Transcribe the deep learning homework, starting at "# Creating W1, b1, W2, b2...Wl, bl" and ending at "the affine layer.".

◆ Passage
┌────────

# CS-GY 9223-E: Deep Learning Homework 1
Due on Sunday, 11th February 2018, 11:55 PM

This homework can be done in pairs. Everyone must submit on NYU Classes individually.

Write down the UNIs (NetIDs) of your group (if applicable)

Member 1: John Martinez, jzm218

In [1]:
%matplotlib inline
import matplotlib.pyplot as plt
import numpy as np
import scipy.misc
import glob
import os
import sys
# you shouldn't need to make any more imports

In [2]:
class NeuralNetwork(object):
    """
    Abstraction of neural network.
    Stores parameters, activations, cached values. 
    Provides necessary functions for training and prediction. 
    """
    def __init__(self, layer_dimensions, drop_prob=0.0, reg_lambda=0.0):
        """
        Initializes the weights and biases for each layer
        :param layer_dimensions: (list) number of nodes in each layer
        :param drop_prob: drop probability for dropout layers. Only required in part 2 of the assignment
        :param reg_lambda: regularization parameter. Only required in part 2 of the assignment
        """
        np.random.seed(1)
        self.parameters = {} # To be a dictionary of random weights, zero biases 
        self.num_layers = len(layer_dimensions)
        self.drop_prob = drop_prob
        self.reg_lambda = reg_lambda
        
        # init parameters
        
        for l in range(1, self.num_layers):
            
            weights = np.random.randn(layer_dimensions[l], layer_dimensions[l-1]) * 0.01
            biases = np.zeros((layer_dimensions[l], 1)) 
            
            # Creating W1, b1, W2, b2...Wl, bl
            
            self.parameters['W'+str(l)] = weights
            self.parameters['b'+str(l)] = biases
        

    def affineForward(self, A, W, b):
        """
        Forward pass for the affine layer.
        :param A: input matrix, shape (L, S), where L is the number of hidden units in the previous layer and S is
        the number of samples
        :returns: the affine product WA + b, along with the cache required for the backward pass
        """
        cache = {'W':W, 
                 'Aprev':A, 
                 'b':b}
        
        return np.matrix(W) * np.matrix(A) + b, cache
        

    def activationForward(self, A, activation="relu"):
        """
        Common interface to access all activation functions.
        :param A: input to the activation function
        :param prob: activation funciton to apply to A. Just "relu" for this assignment.
        :returns: activation(A)
        """ 
        return self.relu(A)


    def relu(self, X):
        return np.maximum(0, X)
            
    def dropout(self, A, prob):
        """
        :param A: Activation
        :param prob: drop prob
        :returns: tuple (A, M) 
            WHERE
            A is matrix after applying dropout
            M is dropout mask, used in the backward pass
        """
        M = np.random.rand(A.shape[0], A.shape[1])
        M = (M > prob) * 1.0
        M /= 1 - prob
        A = np.multiply(A, M)
        
        return A, M

    def forwardPropagation(self, X):
        """
        Runs an input X through the neural network to compute activations
        for all layers. Returns the output computed at the last layer along
        with the cache required for backpropagation.

└────────

◆ Layout element annotations

┌────────

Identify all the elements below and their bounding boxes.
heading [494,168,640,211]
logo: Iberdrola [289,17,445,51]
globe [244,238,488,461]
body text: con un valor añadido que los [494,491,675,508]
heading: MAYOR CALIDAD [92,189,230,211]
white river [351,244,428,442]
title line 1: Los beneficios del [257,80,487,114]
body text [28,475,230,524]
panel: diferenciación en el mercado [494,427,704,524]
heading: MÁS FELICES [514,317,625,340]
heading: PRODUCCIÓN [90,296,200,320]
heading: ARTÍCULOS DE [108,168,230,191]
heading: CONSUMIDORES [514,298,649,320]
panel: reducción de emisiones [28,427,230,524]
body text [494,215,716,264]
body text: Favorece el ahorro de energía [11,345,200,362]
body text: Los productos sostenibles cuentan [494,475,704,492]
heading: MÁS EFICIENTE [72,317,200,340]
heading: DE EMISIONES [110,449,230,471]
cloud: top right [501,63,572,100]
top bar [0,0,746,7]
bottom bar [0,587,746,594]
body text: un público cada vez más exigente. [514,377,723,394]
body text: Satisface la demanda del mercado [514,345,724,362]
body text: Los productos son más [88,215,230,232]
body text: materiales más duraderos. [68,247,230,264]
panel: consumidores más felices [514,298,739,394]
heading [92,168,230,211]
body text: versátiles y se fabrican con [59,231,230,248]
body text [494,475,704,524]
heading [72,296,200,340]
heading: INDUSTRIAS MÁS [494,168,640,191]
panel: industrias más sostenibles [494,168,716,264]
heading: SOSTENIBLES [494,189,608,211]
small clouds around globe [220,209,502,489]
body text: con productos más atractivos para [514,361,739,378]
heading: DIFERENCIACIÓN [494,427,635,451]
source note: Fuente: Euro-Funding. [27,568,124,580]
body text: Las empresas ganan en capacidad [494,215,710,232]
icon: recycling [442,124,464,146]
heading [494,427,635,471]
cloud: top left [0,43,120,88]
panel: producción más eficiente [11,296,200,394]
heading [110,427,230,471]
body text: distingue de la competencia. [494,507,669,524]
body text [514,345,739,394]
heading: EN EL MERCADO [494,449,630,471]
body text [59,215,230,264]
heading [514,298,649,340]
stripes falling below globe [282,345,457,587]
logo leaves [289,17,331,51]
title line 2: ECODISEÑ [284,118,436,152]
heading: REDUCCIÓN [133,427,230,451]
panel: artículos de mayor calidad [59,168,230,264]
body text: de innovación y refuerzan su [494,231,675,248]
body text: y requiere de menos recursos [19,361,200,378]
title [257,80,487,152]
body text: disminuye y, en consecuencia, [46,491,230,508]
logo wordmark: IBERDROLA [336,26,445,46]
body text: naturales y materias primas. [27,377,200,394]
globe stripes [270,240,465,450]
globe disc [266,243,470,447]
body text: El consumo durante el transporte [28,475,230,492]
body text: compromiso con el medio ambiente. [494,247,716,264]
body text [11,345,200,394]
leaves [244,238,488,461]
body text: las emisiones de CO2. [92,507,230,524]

└────────

◆ Right answer
# Creating W1, b1, W2, b2...Wl, bl
            
            self.parameters['W'+str(l)] = weights
            self.parameters['b'+str(l)] = biases
        

    def affineForward(self, A, W, b):
        """
        Forward pass for the affine layer.